Quote from: gem on 23/05/2021 16:20:10You’re not ignoring the laws of conservation of momentum are you, what’s your coefficients of restitution for these collisions, gasses and solids ?I carefully did not violate momentum conservation. I simply computed the desired momentum and gave that to my small 'meteor'. It's small enough to have no gravitational effect on the experiment before the collision.I think coefficient of restitution has more to do with collisions between two objects that remain reasonably distinct. So we have two objects before, and a reasonably uniform moving blob of plasma afterwards. Coefficient of e=0 in the ideal case. It doesn't bounce back (e > 0) if that's what you're asking. More like a e<0 (like a human getting hit by a bullet that passes through), which is why I break it up just before collision. I want to move Earth, not shoot a hole through it.Heck, the whole problem can be solved by having the major mass (sun say) be a black hole. That can't explode when you smack it with something. e=0 necessarily. Fire a small but very high momentum object at it and the black hole will acquire all that momentum without bits flying all over the place. Perfect for our experiment. How long before Earth deviates from its path when the sun abruptly changes velocity by .9c in some direction? GR can answer that because there's no violation of any laws in it, and we don't need to worry about the dynamics of a supernova-scale explosion.

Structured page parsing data
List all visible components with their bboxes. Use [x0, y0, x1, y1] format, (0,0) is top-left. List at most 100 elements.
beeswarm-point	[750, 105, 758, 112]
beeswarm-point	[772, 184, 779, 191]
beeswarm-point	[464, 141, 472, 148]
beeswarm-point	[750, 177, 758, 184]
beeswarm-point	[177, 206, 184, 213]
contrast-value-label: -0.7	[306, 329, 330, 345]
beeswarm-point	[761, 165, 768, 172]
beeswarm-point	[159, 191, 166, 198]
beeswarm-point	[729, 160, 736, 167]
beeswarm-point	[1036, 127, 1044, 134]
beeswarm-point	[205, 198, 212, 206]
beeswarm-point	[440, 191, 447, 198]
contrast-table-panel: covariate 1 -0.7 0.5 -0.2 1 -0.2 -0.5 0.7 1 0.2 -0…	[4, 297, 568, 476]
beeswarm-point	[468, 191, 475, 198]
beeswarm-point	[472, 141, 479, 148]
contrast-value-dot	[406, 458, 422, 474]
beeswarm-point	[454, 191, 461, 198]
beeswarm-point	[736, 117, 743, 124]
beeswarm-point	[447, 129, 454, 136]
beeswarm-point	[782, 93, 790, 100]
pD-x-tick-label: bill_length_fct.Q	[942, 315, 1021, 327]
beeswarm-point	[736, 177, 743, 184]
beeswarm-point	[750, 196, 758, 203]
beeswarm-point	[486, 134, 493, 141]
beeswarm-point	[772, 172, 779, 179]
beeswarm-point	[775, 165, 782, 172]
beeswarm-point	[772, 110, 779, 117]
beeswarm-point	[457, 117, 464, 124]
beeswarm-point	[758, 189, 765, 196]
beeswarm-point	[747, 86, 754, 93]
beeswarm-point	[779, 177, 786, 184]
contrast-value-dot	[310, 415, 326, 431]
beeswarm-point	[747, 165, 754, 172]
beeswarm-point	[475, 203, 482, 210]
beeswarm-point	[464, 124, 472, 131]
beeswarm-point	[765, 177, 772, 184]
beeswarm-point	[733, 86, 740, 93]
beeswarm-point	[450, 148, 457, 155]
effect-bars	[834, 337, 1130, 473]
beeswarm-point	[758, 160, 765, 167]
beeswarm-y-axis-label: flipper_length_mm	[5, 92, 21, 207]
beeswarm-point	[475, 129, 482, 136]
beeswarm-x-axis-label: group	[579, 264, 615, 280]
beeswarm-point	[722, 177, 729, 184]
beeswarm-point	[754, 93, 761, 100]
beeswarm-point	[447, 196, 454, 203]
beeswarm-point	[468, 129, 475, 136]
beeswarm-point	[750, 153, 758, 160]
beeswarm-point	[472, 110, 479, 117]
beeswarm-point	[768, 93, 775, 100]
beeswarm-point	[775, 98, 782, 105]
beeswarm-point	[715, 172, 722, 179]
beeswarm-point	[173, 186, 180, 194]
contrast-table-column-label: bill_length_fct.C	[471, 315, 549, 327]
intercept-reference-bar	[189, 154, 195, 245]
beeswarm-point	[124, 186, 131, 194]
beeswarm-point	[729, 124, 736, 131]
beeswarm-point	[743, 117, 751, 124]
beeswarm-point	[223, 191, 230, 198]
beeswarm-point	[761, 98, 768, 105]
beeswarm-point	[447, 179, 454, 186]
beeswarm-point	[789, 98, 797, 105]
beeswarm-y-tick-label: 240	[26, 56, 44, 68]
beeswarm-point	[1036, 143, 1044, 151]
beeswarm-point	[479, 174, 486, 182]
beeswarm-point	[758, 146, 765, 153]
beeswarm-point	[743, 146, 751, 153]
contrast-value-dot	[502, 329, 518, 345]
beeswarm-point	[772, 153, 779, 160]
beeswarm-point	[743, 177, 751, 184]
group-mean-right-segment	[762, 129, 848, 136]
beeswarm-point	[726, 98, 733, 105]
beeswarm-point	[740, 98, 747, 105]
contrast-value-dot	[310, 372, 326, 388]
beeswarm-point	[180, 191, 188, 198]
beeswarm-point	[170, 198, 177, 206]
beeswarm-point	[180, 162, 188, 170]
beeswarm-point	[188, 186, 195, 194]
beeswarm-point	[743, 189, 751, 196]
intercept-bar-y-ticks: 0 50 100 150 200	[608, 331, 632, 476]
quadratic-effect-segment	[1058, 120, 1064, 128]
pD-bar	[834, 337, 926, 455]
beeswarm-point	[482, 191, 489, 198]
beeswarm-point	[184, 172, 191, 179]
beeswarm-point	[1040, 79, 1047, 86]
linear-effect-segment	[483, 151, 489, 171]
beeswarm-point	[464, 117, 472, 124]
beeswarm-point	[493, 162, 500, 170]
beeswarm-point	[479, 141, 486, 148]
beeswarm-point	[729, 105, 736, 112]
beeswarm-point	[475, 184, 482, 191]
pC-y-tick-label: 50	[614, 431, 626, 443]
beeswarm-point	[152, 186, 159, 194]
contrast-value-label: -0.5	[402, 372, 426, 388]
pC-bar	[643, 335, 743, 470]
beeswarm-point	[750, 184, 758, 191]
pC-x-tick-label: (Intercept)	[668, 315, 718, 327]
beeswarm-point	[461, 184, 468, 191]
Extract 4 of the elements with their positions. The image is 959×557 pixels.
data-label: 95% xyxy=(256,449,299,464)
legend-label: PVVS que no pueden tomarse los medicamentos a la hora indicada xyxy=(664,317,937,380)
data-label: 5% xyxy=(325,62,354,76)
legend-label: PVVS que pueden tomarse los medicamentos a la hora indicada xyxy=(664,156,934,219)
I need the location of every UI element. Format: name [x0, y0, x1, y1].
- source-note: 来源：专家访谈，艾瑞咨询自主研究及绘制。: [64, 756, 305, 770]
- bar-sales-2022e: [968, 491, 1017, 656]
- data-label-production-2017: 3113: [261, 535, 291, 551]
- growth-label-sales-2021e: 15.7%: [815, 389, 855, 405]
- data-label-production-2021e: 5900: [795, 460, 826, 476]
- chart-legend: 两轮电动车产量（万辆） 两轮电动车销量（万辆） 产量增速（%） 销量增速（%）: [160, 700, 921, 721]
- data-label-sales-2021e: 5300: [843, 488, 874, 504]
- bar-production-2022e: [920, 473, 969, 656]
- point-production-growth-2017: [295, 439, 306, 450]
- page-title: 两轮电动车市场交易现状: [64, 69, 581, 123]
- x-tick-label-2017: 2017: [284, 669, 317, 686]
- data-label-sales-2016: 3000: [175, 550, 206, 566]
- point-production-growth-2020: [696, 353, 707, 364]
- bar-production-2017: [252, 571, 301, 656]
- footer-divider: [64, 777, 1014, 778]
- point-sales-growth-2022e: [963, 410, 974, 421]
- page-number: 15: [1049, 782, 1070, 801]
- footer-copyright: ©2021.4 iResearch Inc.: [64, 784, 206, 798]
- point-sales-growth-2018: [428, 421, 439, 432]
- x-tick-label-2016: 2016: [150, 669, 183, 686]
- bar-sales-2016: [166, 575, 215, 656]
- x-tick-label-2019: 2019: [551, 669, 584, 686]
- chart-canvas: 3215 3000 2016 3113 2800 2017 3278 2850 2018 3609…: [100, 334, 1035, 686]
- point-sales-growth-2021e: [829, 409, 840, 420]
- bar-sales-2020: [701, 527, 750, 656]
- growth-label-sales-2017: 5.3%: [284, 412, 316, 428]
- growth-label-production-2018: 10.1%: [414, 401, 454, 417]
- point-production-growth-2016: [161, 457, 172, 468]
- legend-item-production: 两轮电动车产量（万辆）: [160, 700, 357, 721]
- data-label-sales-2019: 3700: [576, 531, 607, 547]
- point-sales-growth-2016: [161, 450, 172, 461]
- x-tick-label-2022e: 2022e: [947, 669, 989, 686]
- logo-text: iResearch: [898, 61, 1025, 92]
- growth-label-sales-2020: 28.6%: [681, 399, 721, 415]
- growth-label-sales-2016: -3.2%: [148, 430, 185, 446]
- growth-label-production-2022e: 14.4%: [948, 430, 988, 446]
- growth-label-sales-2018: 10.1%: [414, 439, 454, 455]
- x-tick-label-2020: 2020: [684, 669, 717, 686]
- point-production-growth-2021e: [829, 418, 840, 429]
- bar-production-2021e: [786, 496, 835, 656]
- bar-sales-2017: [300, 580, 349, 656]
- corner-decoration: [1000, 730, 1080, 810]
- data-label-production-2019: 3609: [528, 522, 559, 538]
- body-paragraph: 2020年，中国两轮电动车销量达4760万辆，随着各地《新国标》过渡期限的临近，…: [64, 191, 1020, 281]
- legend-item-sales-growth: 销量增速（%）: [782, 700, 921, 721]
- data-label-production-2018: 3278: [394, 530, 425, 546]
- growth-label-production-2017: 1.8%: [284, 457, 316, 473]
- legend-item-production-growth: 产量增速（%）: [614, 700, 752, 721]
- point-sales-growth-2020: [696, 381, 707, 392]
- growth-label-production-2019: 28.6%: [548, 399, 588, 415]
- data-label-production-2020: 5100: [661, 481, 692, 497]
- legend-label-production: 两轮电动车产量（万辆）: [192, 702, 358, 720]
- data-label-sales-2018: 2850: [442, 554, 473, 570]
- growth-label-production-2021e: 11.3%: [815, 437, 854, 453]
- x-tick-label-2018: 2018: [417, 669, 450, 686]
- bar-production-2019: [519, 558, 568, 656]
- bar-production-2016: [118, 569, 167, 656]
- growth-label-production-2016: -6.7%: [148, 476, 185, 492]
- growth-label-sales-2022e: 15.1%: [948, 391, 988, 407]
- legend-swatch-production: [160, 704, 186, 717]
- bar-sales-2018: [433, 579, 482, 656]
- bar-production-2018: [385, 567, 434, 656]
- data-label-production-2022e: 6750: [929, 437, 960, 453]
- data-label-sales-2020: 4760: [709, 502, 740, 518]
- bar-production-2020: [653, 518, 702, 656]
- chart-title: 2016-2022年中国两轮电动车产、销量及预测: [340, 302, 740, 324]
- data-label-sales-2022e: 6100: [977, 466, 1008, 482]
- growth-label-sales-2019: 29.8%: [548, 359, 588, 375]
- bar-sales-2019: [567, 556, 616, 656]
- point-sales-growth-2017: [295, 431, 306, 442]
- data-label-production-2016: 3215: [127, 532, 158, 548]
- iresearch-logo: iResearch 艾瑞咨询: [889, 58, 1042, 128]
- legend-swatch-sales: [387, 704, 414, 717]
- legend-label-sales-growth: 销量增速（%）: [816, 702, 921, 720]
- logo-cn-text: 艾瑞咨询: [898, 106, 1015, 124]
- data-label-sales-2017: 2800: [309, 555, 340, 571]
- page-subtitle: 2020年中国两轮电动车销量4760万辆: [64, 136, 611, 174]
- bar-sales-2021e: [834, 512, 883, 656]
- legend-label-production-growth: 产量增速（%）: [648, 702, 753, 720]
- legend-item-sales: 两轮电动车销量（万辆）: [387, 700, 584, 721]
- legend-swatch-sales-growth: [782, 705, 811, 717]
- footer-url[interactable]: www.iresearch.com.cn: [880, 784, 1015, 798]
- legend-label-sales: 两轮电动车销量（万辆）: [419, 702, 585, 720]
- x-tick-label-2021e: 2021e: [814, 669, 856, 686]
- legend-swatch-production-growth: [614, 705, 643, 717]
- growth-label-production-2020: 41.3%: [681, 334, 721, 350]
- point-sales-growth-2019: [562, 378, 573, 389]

- HOW TO COMPLETE THIS TASK: Go on with the forum post about the momentum thought experiment, picking up after its final sentence.

- ANSWER BOX:
ES I don’t understand this: “More than that under Newtonian gravity we human beings would soon start to see and feel strange gravitational effects (like things falling upward on one side of the planet).
@alancalverd I think you mentioned on some other thread something about electric fields and aberration. At a distance from a moving charge, a test charge still feels force directed to where the source charge is now and not where it was. Well, more or less, it's a first order approximation so that the feld points to a linear extrapolation of where the particle is now given where it was and the velocity it had at that time but ignoring any acceleration etc. (I'm sure you know this and have stated it elsewhere).
I hope not. That would imply that information can travel at > c, which is contrary to the essential axioms of relativity.